## [TASK TO COMPLETE]
Transcribe the records that follow. Keep every word exactly, and drop the pictures.
-- Start of GIVEN DATA --
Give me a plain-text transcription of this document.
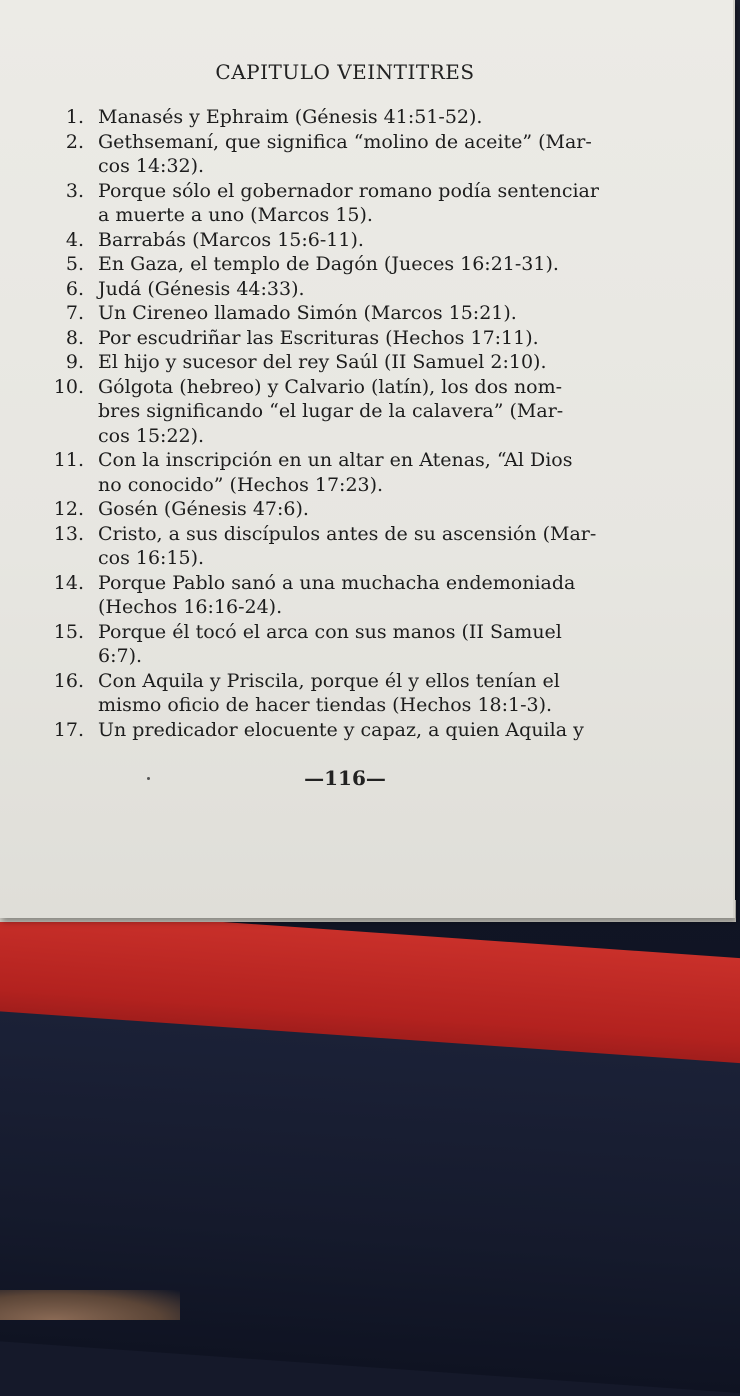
CAPITULO VEINTITRES
1. Manasés y Ephraim (Génesis 41:51-52).
2. Gethsemaní, que significa “molino de aceite” (Mar-
cos 14:32).
3. Porque sólo el gobernador romano podía sentenciar
a muerte a uno (Marcos 15).
4. Barrabás (Marcos 15:6-11).
5. En Gaza, el templo de Dagón (Jueces 16:21-31).
6. Judá (Génesis 44:33).
7. Un Cireneo llamado Simón (Marcos 15:21).
8. Por escudriñar las Escrituras (Hechos 17:11).
9. El hijo y sucesor del rey Saúl (II Samuel 2:10).
10. Gólgota (hebreo) y Calvario (latín), los dos nom-
bres significando “el lugar de la calavera” (Mar-
cos 15:22).
11. Con la inscripción en un altar en Atenas, “Al Dios
no conocido” (Hechos 17:23).
12. Gosén (Génesis 47:6).
13. Cristo, a sus discípulos antes de su ascensión (Mar-
cos 16:15).
14. Porque Pablo sanó a una muchacha endemoniada
(Hechos 16:16-24).
15. Porque él tocó el arca con sus manos (II Samuel
6:7).
16. Con Aquila y Priscila, porque él y ellos tenían el
mismo oficio de hacer tiendas (Hechos 18:1-3).
17. Un predicador elocuente y capaz, a quien Aquila y
—116—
-- End of GIVEN DATA --
## [THE ANSWER]
Give me a plain-text transcription of this document.
CAPITULO VEINTITRES
1. Manasés y Ephraim (Génesis 41:51-52).
2. Gethsemaní, que significa “molino de aceite” (Mar-
cos 14:32).
3. Porque sólo el gobernador romano podía sentenciar
a muerte a uno (Marcos 15).
4. Barrabás (Marcos 15:6-11).
5. En Gaza, el templo de Dagón (Jueces 16:21-31).
6. Judá (Génesis 44:33).
7. Un Cireneo llamado Simón (Marcos 15:21).
8. Por escudriñar las Escrituras (Hechos 17:11).
9. El hijo y sucesor del rey Saúl (II Samuel 2:10).
10. Gólgota (hebreo) y Calvario (latín), los dos nom-
bres significando “el lugar de la calavera” (Mar-
cos 15:22).
11. Con la inscripción en un altar en Atenas, “Al Dios
no conocido” (Hechos 17:23).
12. Gosén (Génesis 47:6).
13. Cristo, a sus discípulos antes de su ascensión (Mar-
cos 16:15).
14. Porque Pablo sanó a una muchacha endemoniada
(Hechos 16:16-24).
15. Porque él tocó el arca con sus manos (II Samuel
6:7).
16. Con Aquila y Priscila, porque él y ellos tenían el
mismo oficio de hacer tiendas (Hechos 18:1-3).
17. Un predicador elocuente y capaz, a quien Aquila y
—116—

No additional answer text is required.